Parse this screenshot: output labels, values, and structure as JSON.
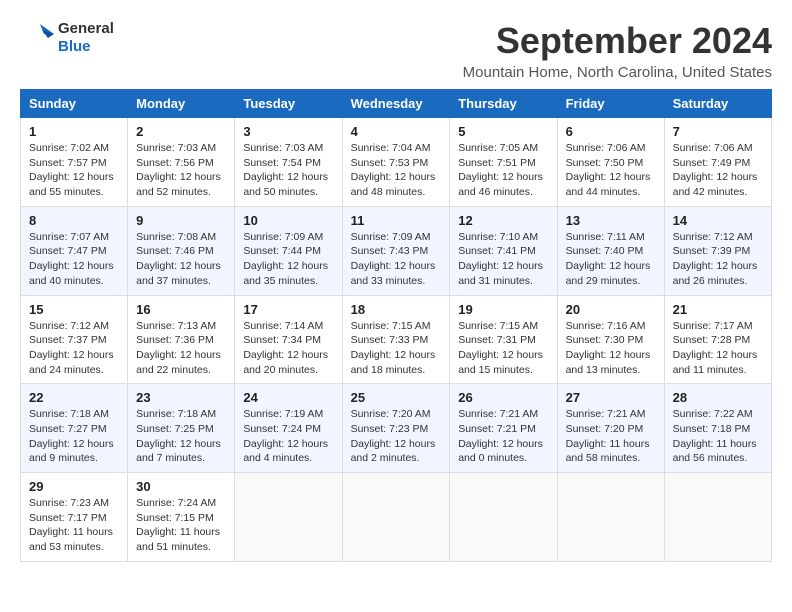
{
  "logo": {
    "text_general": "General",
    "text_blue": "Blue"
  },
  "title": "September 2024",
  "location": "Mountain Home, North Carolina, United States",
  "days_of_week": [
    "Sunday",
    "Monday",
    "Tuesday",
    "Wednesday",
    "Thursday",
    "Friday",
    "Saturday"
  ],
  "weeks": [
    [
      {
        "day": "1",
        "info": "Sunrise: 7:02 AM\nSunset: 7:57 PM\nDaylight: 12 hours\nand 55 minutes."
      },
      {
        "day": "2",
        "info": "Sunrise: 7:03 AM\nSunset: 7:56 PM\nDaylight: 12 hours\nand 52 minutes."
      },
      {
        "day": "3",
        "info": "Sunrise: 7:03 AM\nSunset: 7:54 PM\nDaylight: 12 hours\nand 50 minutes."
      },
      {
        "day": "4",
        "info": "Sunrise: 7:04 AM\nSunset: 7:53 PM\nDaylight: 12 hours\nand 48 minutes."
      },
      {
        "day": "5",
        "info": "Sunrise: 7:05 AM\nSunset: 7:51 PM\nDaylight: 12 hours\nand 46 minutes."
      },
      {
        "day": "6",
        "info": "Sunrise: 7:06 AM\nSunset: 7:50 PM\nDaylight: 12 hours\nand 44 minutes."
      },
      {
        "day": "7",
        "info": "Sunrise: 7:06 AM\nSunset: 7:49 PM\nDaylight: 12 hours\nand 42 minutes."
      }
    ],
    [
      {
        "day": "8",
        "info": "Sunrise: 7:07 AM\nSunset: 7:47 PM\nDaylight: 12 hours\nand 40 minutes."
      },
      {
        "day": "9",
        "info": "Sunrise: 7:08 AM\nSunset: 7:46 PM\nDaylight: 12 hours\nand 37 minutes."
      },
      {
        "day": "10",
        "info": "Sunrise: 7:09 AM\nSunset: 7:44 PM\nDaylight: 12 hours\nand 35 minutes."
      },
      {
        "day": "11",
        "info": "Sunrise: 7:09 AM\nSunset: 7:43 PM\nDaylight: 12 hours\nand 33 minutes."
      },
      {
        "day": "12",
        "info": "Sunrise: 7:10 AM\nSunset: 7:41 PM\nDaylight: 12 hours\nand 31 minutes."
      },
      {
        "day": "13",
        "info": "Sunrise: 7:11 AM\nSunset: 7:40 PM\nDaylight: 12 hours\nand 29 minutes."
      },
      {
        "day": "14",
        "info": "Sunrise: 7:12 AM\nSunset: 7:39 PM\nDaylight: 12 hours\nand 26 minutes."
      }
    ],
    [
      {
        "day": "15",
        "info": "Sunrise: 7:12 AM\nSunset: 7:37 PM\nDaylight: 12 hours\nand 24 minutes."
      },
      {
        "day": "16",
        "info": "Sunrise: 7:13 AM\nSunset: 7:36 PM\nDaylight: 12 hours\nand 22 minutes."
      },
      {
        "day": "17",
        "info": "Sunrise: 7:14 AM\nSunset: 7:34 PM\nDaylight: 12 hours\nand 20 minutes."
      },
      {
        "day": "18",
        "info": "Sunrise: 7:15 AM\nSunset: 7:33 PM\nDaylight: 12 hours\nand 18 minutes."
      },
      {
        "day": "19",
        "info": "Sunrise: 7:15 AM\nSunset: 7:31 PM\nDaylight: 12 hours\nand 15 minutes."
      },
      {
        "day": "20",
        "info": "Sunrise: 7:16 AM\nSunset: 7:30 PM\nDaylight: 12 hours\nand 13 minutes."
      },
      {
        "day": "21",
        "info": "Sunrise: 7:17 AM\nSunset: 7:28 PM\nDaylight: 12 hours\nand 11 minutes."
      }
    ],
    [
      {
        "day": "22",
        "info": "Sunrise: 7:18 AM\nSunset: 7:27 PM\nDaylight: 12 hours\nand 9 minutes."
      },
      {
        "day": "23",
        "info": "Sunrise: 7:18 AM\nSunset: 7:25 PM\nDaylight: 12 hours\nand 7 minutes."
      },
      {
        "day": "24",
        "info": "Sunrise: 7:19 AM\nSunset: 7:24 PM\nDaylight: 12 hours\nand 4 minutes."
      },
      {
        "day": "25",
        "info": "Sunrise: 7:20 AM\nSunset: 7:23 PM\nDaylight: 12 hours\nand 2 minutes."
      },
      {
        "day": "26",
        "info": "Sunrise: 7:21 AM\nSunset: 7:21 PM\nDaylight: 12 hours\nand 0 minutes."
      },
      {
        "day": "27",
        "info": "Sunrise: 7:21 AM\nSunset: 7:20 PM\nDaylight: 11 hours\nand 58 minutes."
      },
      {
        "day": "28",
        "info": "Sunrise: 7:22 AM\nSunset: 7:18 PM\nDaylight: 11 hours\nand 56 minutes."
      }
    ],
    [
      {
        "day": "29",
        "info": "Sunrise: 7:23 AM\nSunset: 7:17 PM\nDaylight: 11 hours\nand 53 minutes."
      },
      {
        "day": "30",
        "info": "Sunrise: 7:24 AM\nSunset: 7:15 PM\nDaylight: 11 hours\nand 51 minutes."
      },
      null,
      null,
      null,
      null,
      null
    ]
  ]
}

+-------+

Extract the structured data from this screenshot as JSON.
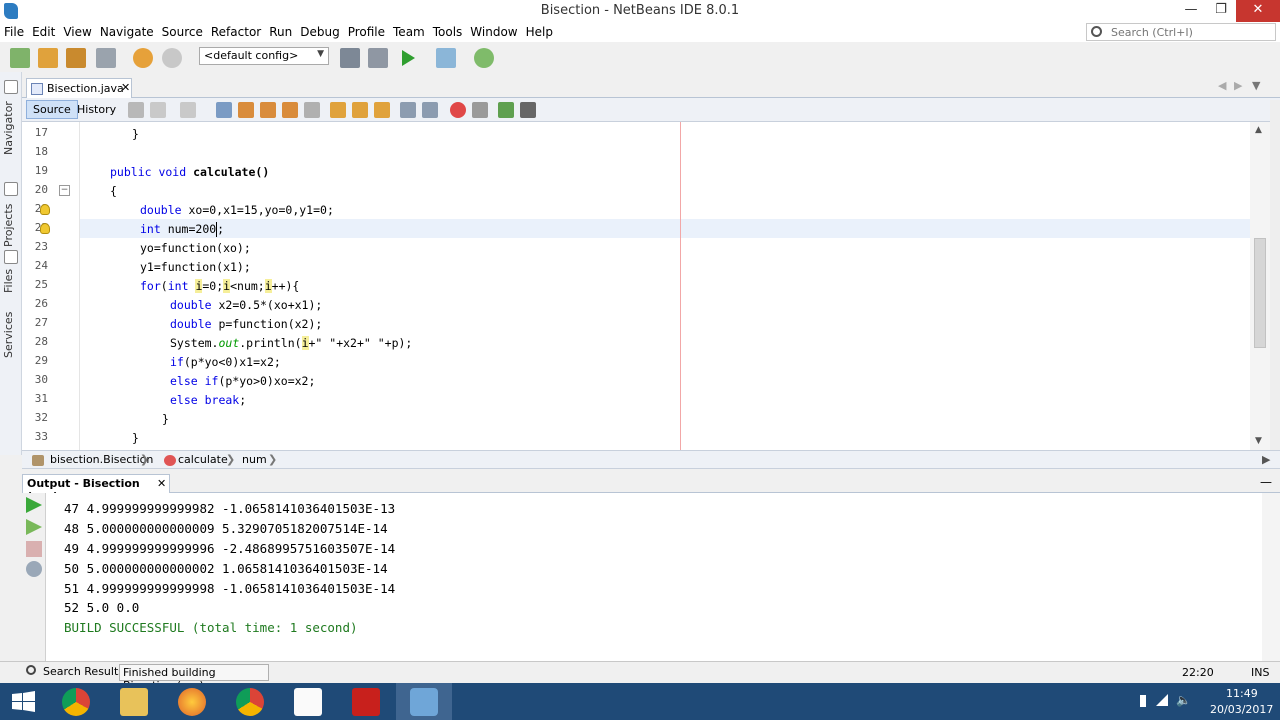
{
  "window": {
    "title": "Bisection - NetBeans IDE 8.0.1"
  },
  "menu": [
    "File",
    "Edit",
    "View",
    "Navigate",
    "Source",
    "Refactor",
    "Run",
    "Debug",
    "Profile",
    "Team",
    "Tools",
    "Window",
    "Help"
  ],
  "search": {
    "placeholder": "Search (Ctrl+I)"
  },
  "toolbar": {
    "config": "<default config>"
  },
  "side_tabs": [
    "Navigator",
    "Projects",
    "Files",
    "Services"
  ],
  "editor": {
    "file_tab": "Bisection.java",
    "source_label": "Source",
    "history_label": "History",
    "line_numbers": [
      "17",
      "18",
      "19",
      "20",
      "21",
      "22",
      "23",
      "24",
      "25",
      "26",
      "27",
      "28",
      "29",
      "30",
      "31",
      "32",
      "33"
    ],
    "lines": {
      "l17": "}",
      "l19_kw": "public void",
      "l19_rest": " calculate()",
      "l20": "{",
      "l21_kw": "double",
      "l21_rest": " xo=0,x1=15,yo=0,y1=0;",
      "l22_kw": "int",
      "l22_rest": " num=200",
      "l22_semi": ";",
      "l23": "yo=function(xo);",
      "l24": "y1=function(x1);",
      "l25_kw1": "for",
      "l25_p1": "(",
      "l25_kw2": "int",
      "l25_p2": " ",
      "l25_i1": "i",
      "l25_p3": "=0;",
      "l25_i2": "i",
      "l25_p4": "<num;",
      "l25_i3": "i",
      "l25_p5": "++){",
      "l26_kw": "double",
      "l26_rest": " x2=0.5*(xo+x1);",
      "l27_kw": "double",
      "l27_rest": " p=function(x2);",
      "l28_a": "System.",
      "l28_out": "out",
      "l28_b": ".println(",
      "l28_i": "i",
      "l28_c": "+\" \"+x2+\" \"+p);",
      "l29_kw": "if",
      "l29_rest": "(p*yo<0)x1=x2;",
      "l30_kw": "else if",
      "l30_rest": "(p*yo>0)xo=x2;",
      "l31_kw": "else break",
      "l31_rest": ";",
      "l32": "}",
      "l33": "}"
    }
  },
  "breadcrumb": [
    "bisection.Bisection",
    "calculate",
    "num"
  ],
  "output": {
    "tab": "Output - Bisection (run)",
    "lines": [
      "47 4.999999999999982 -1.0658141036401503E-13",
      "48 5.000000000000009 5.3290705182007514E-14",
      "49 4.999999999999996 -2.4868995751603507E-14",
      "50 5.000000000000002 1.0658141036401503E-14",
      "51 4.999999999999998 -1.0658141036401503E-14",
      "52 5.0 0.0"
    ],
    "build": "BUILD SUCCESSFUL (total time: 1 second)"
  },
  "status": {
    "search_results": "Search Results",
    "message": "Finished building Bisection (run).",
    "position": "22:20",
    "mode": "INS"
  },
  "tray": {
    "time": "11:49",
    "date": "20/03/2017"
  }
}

+-------+

◆ Aim of the task:
Copy out each line in the preceding records that contains "this".

◆ Worked answer:
Parse this screenshot: output labels, values, and structure as JSON.
Extract the structured data from this screenshot as JSON.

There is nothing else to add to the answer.